**Task statement:**
What follows is a set of entries. Repeat them exactly, but not their pictures.

**Supplied data:**

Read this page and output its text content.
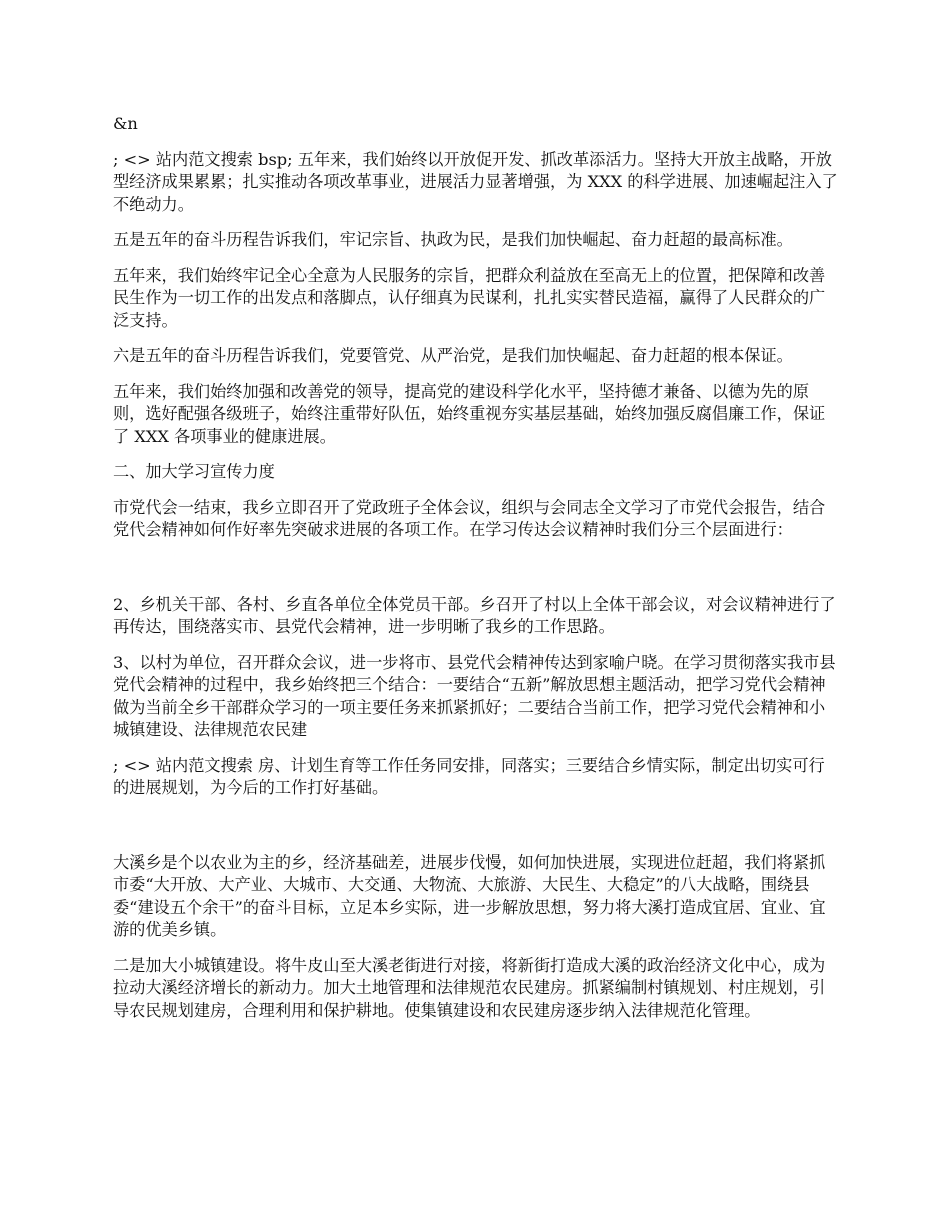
&n

; <> 站内范文搜索 bsp; 五年来，我们始终以开放促开发、抓改革添活力。坚持大开放主战略，开放型经济成果累累；扎实推动各项改革事业，进展活力显著增强，为 XXX 的科学进展、加速崛起注入了不绝动力。

五是五年的奋斗历程告诉我们，牢记宗旨、执政为民，是我们加快崛起、奋力赶超的最高标准。

五年来，我们始终牢记全心全意为人民服务的宗旨，把群众利益放在至高无上的位置，把保障和改善民生作为一切工作的出发点和落脚点，认仔细真为民谋利，扎扎实实替民造福，赢得了人民群众的广泛支持。

六是五年的奋斗历程告诉我们，党要管党、从严治党，是我们加快崛起、奋力赶超的根本保证。

五年来，我们始终加强和改善党的领导，提高党的建设科学化水平，坚持德才兼备、以德为先的原则，选好配强各级班子，始终注重带好队伍，始终重视夯实基层基础，始终加强反腐倡廉工作，保证了 XXX 各项事业的健康进展。

二、加大学习宣传力度

市党代会一结束，我乡立即召开了党政班子全体会议，组织与会同志全文学习了市党代会报告，结合党代会精神如何作好率先突破求进展的各项工作。在学习传达会议精神时我们分三个层面进行：

2、乡机关干部、各村、乡直各单位全体党员干部。乡召开了村以上全体干部会议，对会议精神进行了再传达，围绕落实市、县党代会精神，进一步明晰了我乡的工作思路。

3、以村为单位，召开群众会议，进一步将市、县党代会精神传达到家喻户晓。在学习贯彻落实我市县党代会精神的过程中，我乡始终把三个结合：一要结合“五新”解放思想主题活动，把学习党代会精神做为当前全乡干部群众学习的一项主要任务来抓紧抓好；二要结合当前工作，把学习党代会精神和小城镇建设、法律规范农民建

; <> 站内范文搜索 房、计划生育等工作任务同安排，同落实；三要结合乡情实际，制定出切实可行的进展规划，为今后的工作打好基础。

大溪乡是个以农业为主的乡，经济基础差，进展步伐慢，如何加快进展，实现进位赶超，我们将紧抓市委“大开放、大产业、大城市、大交通、大物流、大旅游、大民生、大稳定”的八大战略，围绕县委“建设五个余干”的奋斗目标，立足本乡实际，进一步解放思想，努力将大溪打造成宜居、宜业、宜游的优美乡镇。

二是加大小城镇建设。将牛皮山至大溪老街进行对接，将新街打造成大溪的政治经济文化中心，成为拉动大溪经济增长的新动力。加大土地管理和法律规范农民建房。抓紧编制村镇规划、村庄规划，引导农民规划建房，合理利用和保护耕地。使集镇建设和农民建房逐步纳入法律规范化管理。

**Problem solution:**
Read this page and output its text content.
&n

; <> 站内范文搜索 bsp; 五年来，我们始终以开放促开发、抓改革添活力。坚持大开放主战略，开放型经济成果累累；扎实推动各项改革事业，进展活力显著增强，为 XXX 的科学进展、加速崛起注入了不绝动力。

五是五年的奋斗历程告诉我们，牢记宗旨、执政为民，是我们加快崛起、奋力赶超的最高标准。

五年来，我们始终牢记全心全意为人民服务的宗旨，把群众利益放在至高无上的位置，把保障和改善民生作为一切工作的出发点和落脚点，认仔细真为民谋利，扎扎实实替民造福，赢得了人民群众的广泛支持。

六是五年的奋斗历程告诉我们，党要管党、从严治党，是我们加快崛起、奋力赶超的根本保证。

五年来，我们始终加强和改善党的领导，提高党的建设科学化水平，坚持德才兼备、以德为先的原则，选好配强各级班子，始终注重带好队伍，始终重视夯实基层基础，始终加强反腐倡廉工作，保证了 XXX 各项事业的健康进展。

二、加大学习宣传力度

市党代会一结束，我乡立即召开了党政班子全体会议，组织与会同志全文学习了市党代会报告，结合党代会精神如何作好率先突破求进展的各项工作。在学习传达会议精神时我们分三个层面进行：

2、乡机关干部、各村、乡直各单位全体党员干部。乡召开了村以上全体干部会议，对会议精神进行了再传达，围绕落实市、县党代会精神，进一步明晰了我乡的工作思路。

3、以村为单位，召开群众会议，进一步将市、县党代会精神传达到家喻户晓。在学习贯彻落实我市县党代会精神的过程中，我乡始终把三个结合：一要结合“五新”解放思想主题活动，把学习党代会精神做为当前全乡干部群众学习的一项主要任务来抓紧抓好；二要结合当前工作，把学习党代会精神和小城镇建设、法律规范农民建

; <> 站内范文搜索 房、计划生育等工作任务同安排，同落实；三要结合乡情实际，制定出切实可行的进展规划，为今后的工作打好基础。

大溪乡是个以农业为主的乡，经济基础差，进展步伐慢，如何加快进展，实现进位赶超，我们将紧抓市委“大开放、大产业、大城市、大交通、大物流、大旅游、大民生、大稳定”的八大战略，围绕县委“建设五个余干”的奋斗目标，立足本乡实际，进一步解放思想，努力将大溪打造成宜居、宜业、宜游的优美乡镇。

二是加大小城镇建设。将牛皮山至大溪老街进行对接，将新街打造成大溪的政治经济文化中心，成为拉动大溪经济增长的新动力。加大土地管理和法律规范农民建房。抓紧编制村镇规划、村庄规划，引导农民规划建房，合理利用和保护耕地。使集镇建设和农民建房逐步纳入法律规范化管理。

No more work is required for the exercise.